Copy each line that has the string "screenshot" somewhere in it.
########################################
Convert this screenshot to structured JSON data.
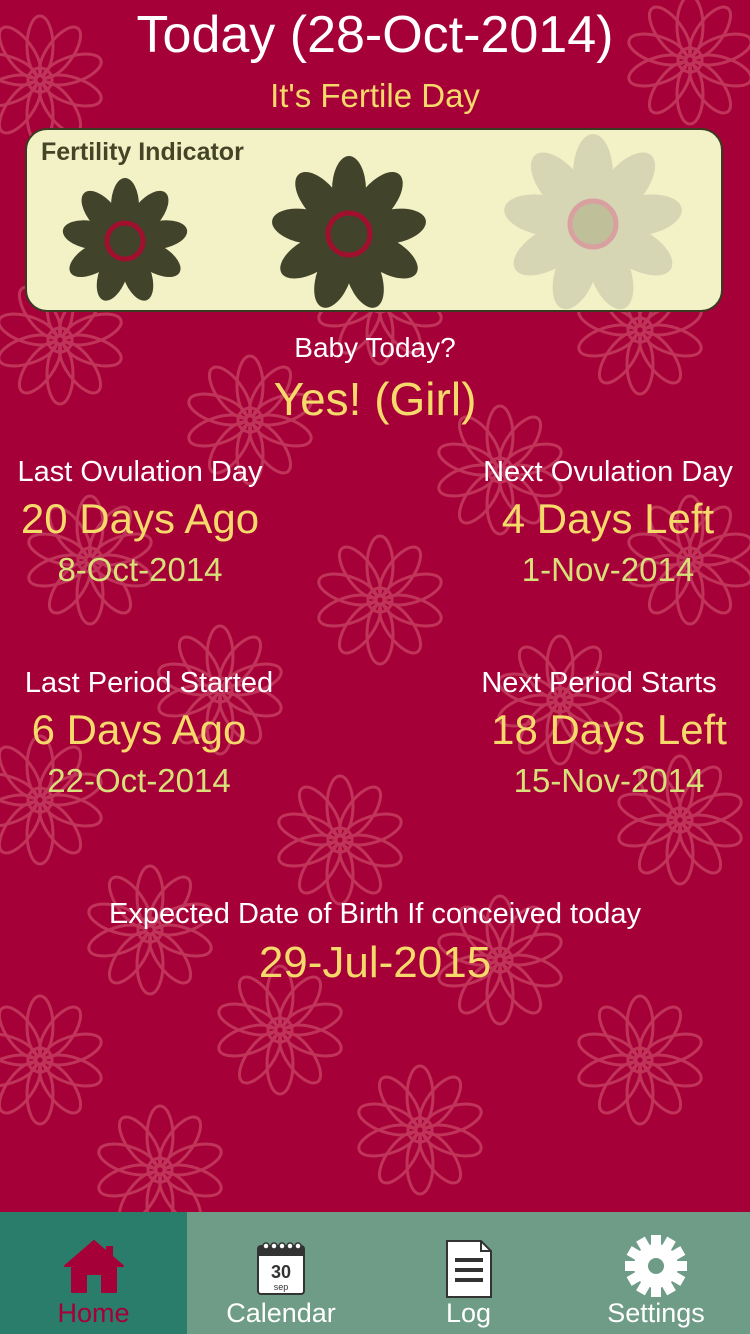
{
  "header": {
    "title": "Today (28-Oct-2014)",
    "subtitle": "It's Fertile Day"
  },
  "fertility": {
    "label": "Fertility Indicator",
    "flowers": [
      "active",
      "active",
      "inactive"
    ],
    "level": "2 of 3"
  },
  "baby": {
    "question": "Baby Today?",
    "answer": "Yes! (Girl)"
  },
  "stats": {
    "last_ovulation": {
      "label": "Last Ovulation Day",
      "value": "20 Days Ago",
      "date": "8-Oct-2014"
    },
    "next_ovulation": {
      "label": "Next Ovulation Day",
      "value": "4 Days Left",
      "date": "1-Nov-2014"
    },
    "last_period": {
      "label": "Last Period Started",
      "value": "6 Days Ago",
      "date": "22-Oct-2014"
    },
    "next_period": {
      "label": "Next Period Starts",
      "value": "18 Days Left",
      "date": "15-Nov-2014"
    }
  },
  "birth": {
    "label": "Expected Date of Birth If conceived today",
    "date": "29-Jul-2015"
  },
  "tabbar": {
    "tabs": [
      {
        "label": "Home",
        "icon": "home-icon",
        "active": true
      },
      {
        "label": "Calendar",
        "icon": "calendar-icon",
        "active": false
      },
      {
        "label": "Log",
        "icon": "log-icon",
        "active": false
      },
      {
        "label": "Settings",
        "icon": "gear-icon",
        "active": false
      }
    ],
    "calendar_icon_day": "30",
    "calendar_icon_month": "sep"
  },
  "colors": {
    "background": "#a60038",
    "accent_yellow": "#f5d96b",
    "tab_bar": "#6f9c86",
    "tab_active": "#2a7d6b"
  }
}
########################################
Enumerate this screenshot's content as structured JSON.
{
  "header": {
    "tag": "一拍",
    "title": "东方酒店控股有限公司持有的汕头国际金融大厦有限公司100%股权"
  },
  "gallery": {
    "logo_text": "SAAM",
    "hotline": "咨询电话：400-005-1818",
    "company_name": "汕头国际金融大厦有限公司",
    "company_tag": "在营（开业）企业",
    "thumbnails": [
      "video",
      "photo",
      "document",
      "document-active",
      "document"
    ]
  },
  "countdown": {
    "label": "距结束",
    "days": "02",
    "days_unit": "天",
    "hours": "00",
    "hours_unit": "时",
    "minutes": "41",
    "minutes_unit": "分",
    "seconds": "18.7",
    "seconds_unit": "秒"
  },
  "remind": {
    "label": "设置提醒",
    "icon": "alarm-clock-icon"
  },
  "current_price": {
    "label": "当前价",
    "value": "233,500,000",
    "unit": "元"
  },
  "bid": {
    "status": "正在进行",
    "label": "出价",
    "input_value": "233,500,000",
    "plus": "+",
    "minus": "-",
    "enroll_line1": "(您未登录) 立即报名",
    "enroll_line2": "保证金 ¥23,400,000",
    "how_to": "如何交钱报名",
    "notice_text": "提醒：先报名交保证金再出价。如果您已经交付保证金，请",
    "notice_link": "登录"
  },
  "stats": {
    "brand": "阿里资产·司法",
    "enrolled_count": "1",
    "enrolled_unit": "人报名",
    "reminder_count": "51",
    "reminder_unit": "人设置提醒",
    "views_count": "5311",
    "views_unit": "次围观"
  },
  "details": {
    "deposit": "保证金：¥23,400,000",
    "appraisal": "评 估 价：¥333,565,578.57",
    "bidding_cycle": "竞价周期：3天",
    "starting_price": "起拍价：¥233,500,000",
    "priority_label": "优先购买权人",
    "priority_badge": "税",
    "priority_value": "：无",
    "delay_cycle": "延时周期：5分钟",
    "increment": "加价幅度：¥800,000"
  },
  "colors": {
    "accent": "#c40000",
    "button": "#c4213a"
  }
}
########################################
## Expected answer
Convert this screenshot to structured JSON data.
Enumerate this screenshot's content as structured JSON.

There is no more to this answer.